# What is required
Pick out each line of the records in which the word "text" appears.

# Data excerpts
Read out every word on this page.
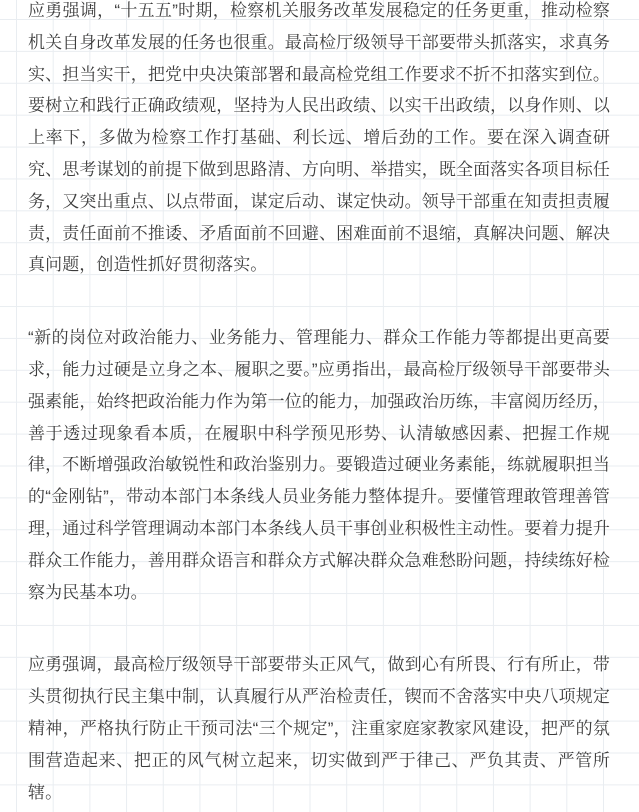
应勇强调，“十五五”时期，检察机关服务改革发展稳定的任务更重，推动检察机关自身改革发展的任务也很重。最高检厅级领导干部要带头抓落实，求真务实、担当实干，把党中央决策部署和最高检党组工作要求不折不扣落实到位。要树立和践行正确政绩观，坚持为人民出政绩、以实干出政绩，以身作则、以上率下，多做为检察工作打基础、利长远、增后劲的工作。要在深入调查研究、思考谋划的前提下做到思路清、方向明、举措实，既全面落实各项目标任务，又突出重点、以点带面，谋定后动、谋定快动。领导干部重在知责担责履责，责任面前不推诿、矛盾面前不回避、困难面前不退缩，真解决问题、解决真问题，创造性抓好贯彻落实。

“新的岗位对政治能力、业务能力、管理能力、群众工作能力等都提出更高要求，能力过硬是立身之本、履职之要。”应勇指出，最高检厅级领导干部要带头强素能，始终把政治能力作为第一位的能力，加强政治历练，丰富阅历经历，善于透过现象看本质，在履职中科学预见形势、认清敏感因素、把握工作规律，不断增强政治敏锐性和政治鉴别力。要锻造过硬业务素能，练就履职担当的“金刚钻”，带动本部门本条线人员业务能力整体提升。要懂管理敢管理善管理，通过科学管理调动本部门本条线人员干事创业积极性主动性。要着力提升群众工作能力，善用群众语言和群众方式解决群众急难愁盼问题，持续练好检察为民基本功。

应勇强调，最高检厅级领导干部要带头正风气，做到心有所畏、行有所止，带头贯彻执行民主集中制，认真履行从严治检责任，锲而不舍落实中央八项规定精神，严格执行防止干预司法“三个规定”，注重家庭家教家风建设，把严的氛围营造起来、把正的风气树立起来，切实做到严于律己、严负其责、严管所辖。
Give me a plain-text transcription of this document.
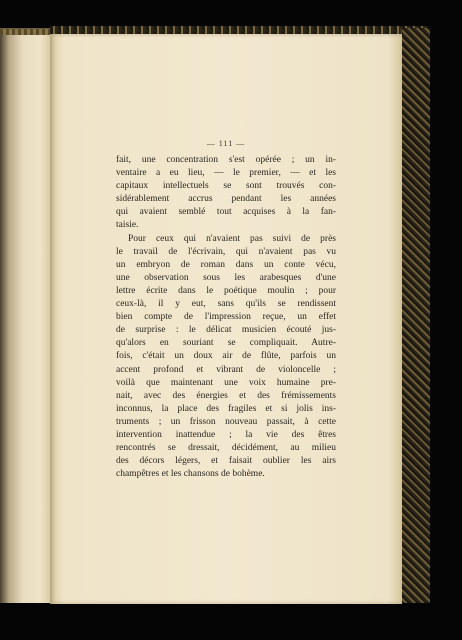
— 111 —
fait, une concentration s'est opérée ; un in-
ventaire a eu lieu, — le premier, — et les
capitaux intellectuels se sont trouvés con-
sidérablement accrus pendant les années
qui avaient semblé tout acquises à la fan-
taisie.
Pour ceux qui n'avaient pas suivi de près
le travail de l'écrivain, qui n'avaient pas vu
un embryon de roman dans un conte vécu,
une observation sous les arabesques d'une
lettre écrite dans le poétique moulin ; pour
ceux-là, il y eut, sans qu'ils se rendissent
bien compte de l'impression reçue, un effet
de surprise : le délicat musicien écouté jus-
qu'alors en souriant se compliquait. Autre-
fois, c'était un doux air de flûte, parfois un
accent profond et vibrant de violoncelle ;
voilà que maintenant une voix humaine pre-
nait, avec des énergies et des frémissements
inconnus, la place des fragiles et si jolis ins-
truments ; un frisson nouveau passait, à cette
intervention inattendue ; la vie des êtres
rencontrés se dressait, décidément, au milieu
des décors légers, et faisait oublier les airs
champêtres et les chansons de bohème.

...

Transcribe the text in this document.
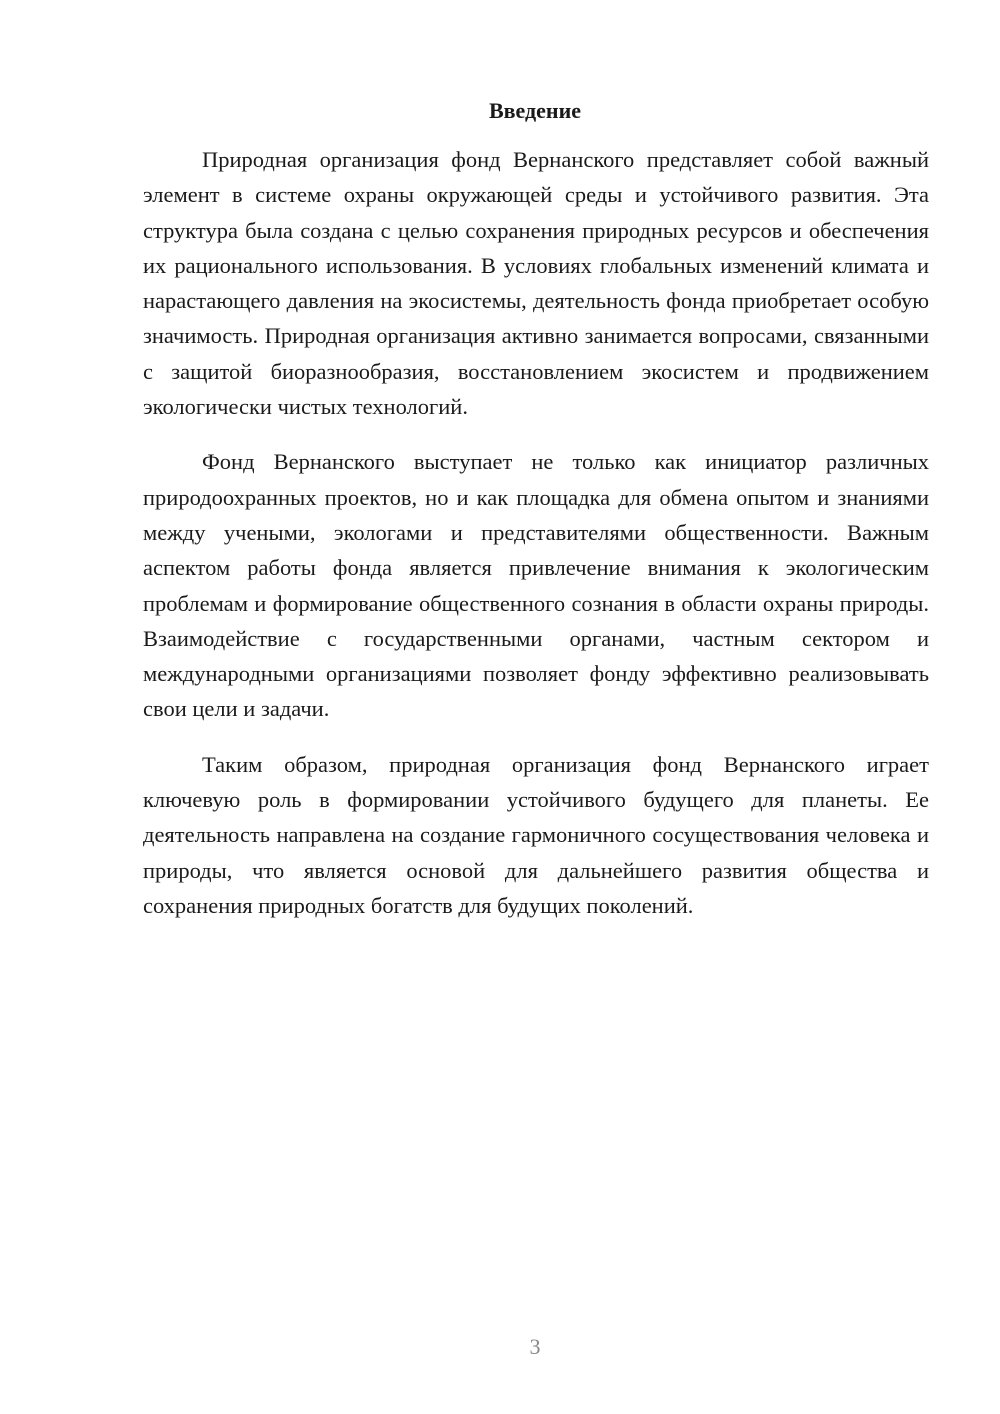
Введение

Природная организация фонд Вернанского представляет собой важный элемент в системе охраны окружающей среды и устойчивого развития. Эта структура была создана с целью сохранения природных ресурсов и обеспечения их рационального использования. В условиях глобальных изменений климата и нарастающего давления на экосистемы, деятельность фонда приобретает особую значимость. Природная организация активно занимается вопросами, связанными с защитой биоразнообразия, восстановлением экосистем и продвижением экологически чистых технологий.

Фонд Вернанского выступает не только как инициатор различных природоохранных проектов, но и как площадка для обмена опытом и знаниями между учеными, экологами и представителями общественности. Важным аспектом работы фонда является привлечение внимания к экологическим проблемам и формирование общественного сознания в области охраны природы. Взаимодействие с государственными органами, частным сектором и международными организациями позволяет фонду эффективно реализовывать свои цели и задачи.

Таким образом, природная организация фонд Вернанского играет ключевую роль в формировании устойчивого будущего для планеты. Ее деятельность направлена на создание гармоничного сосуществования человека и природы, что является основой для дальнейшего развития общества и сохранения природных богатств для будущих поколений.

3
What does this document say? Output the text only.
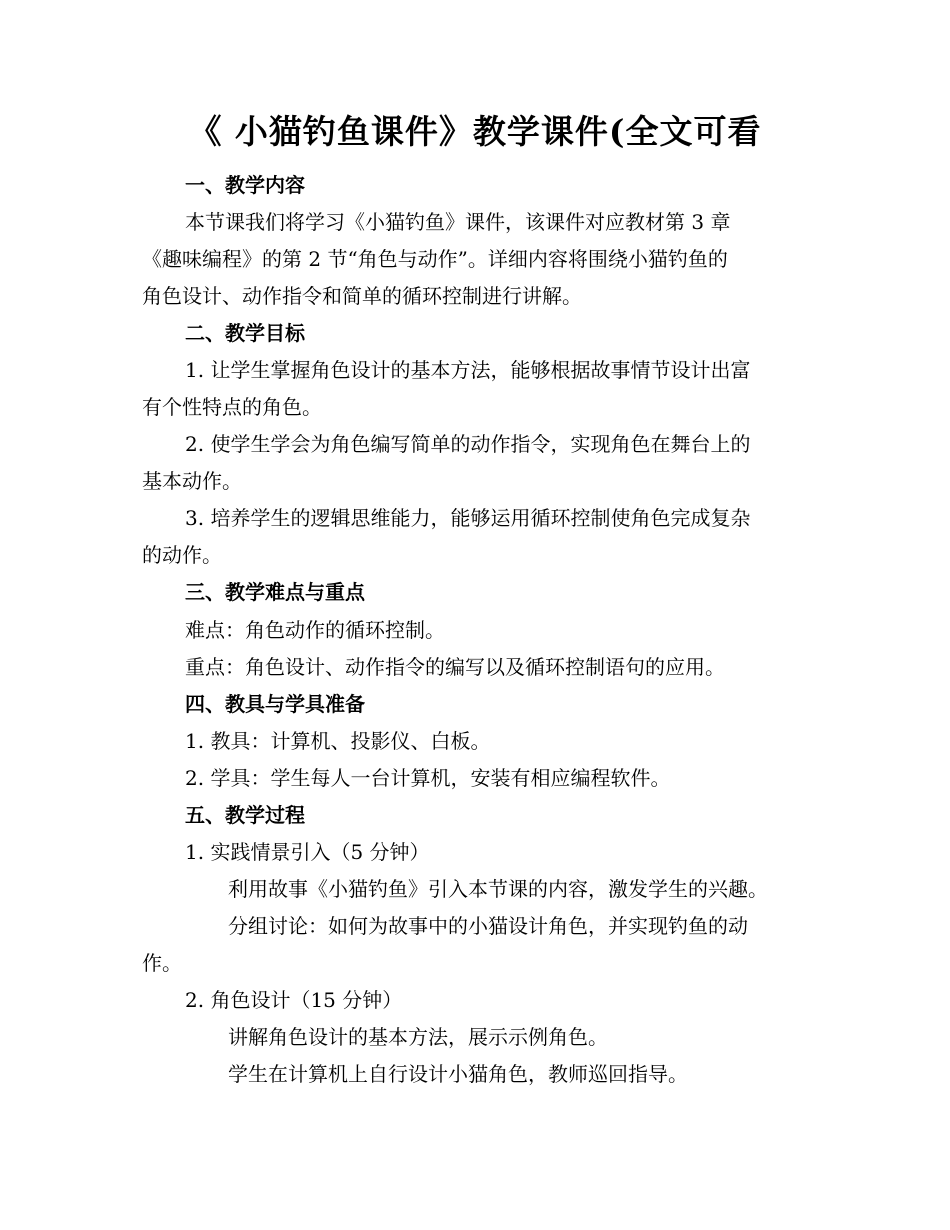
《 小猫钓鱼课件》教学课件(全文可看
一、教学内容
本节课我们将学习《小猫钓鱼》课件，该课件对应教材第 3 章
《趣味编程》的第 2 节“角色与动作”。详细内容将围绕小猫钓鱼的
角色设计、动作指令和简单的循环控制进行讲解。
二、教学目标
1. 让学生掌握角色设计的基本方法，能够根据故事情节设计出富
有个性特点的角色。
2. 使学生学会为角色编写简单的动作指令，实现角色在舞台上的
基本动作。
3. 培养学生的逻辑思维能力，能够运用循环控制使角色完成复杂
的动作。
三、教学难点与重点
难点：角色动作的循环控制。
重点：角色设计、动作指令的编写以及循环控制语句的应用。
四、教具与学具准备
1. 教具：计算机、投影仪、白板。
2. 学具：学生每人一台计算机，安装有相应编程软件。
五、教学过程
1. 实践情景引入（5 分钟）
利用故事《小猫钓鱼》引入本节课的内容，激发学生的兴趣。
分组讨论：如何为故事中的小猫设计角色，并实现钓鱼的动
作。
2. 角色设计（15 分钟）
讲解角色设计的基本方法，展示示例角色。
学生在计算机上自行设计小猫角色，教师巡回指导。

==

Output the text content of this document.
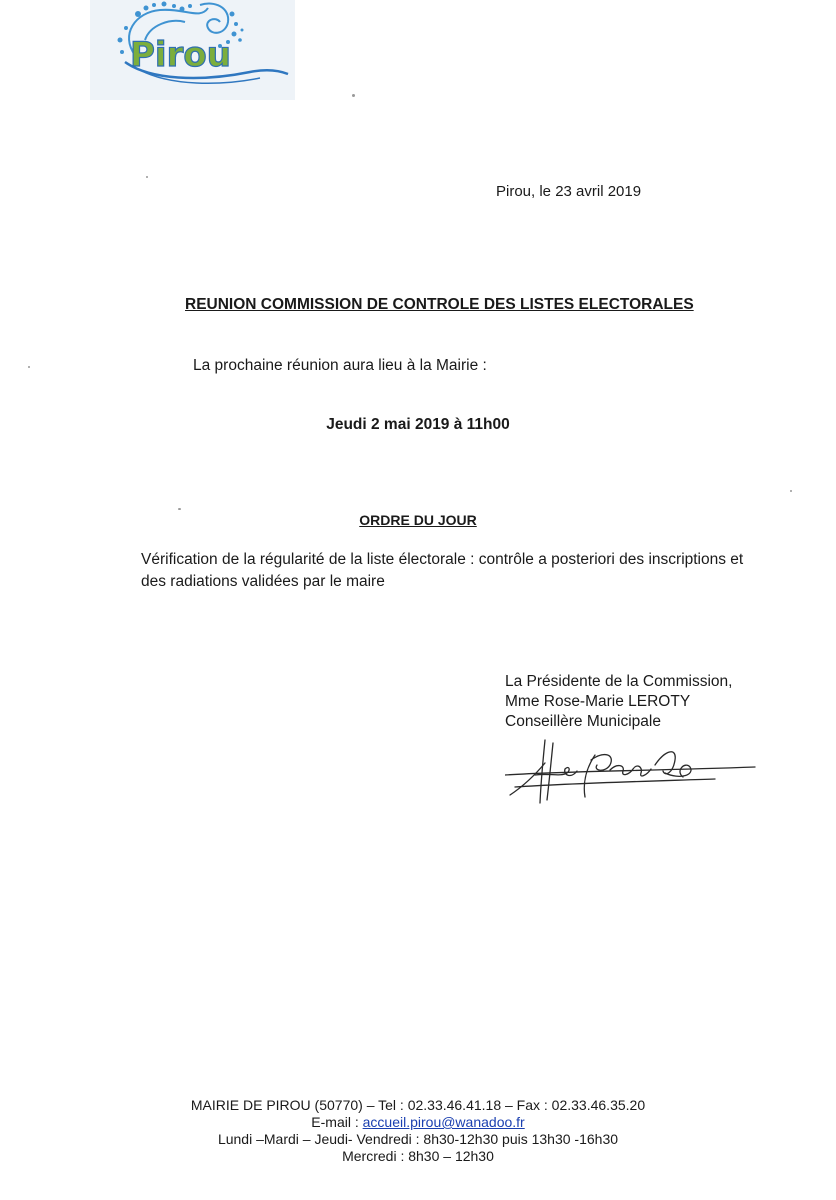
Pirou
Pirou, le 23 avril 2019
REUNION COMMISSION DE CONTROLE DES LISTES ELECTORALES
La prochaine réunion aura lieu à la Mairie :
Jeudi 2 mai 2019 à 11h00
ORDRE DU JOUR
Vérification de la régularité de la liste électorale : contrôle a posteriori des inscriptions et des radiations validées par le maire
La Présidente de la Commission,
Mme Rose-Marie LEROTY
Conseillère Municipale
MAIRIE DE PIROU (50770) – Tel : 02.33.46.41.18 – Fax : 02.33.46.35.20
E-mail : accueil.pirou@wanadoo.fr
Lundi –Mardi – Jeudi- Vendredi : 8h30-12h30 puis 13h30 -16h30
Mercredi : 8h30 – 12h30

# Solution below
Give me a plain-text transcription of this document.
Transcribe the text in this document.
What does this document say? Output the text only.
Output the text content of this document.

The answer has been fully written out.